* **Records from a collection**:
- - - - - - -
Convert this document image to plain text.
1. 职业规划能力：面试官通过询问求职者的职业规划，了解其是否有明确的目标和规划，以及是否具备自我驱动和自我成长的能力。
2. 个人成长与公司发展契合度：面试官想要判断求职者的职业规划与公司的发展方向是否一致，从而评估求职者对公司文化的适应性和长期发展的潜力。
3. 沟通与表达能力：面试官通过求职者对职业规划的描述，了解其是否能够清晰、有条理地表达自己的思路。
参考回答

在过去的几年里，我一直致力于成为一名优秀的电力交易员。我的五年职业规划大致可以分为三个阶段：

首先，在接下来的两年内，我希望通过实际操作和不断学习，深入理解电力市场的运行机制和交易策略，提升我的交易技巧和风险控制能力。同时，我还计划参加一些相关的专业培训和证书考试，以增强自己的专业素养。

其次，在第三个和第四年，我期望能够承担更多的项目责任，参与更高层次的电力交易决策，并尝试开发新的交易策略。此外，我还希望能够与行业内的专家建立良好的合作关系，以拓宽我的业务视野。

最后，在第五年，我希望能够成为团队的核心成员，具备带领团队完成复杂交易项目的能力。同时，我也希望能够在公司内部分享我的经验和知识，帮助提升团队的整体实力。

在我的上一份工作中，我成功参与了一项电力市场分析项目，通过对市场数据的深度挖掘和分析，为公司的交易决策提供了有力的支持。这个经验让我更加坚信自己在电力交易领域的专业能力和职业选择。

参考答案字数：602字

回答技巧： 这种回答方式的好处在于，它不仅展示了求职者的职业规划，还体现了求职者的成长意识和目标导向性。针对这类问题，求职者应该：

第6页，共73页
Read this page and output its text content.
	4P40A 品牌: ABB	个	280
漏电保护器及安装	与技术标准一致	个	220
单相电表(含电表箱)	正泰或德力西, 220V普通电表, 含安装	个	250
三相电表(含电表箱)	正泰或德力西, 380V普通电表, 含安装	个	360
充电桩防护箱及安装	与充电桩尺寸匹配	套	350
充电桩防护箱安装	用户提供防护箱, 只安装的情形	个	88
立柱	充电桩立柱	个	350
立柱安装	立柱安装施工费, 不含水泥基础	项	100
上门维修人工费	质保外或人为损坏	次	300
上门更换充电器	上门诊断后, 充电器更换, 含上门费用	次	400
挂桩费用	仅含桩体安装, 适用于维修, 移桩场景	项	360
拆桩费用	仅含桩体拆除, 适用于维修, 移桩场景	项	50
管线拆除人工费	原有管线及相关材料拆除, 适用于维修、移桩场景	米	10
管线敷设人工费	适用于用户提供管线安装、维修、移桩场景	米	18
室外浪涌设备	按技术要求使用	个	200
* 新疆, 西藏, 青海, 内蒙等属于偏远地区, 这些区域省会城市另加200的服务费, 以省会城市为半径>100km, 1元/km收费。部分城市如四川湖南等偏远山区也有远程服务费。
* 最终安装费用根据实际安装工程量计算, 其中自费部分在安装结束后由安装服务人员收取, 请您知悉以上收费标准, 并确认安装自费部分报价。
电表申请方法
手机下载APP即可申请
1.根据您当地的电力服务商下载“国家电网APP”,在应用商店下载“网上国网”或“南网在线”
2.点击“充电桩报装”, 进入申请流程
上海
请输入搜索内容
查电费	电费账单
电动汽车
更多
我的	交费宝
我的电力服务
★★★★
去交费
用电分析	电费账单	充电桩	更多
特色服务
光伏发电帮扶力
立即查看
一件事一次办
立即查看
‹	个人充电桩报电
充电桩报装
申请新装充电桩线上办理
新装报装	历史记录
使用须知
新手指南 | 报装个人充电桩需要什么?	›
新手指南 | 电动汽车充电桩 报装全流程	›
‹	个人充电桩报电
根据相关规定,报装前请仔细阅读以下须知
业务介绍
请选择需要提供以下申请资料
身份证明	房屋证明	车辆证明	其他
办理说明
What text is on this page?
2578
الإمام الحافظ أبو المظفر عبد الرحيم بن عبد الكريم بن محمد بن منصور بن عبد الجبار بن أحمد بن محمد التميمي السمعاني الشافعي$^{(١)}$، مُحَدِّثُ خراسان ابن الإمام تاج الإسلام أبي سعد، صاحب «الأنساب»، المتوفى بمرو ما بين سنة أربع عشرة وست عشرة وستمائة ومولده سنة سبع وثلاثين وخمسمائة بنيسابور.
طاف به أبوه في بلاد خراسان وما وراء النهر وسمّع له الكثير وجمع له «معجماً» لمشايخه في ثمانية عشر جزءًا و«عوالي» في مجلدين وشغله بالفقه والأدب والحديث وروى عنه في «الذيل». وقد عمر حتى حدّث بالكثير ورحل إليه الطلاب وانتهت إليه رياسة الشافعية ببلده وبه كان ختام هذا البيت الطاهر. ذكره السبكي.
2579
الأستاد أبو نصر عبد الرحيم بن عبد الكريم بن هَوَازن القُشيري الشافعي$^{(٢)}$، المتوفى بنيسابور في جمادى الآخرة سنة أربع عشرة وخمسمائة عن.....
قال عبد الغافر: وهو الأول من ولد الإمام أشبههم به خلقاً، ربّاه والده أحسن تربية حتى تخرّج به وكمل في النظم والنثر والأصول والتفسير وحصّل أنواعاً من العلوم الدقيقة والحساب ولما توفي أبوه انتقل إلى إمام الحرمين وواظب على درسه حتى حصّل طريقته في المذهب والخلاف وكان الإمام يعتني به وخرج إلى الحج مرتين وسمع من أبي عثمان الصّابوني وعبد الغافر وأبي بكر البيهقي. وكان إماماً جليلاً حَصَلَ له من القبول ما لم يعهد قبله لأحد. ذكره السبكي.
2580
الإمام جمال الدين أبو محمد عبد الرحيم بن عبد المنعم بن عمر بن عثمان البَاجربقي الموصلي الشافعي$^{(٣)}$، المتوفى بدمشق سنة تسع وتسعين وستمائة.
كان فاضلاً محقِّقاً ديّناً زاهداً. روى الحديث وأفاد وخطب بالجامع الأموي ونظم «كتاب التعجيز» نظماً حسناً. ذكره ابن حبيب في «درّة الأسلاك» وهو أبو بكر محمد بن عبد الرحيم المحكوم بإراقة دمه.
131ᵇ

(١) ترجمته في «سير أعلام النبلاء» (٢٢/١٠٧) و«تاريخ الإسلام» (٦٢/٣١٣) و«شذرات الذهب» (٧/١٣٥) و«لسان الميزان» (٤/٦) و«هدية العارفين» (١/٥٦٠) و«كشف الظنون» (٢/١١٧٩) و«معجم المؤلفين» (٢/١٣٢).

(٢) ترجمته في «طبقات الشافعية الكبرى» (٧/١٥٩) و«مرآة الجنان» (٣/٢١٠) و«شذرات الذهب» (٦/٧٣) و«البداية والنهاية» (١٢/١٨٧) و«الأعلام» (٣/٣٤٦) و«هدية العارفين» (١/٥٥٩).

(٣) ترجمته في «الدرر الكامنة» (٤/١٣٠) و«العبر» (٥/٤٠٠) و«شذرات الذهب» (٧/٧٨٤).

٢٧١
- - - - - - -
* **Set exercise**:
Identify each line in the records above containing the word "适用于维修"; copy those lines.

* **Answer to this problem**:
挂桩费用	仅含桩体安装, 适用于维修, 移桩场景	项	360
拆桩费用	仅含桩体拆除, 适用于维修, 移桩场景	项	50
管线拆除人工费	原有管线及相关材料拆除, 适用于维修、移桩场景	米	10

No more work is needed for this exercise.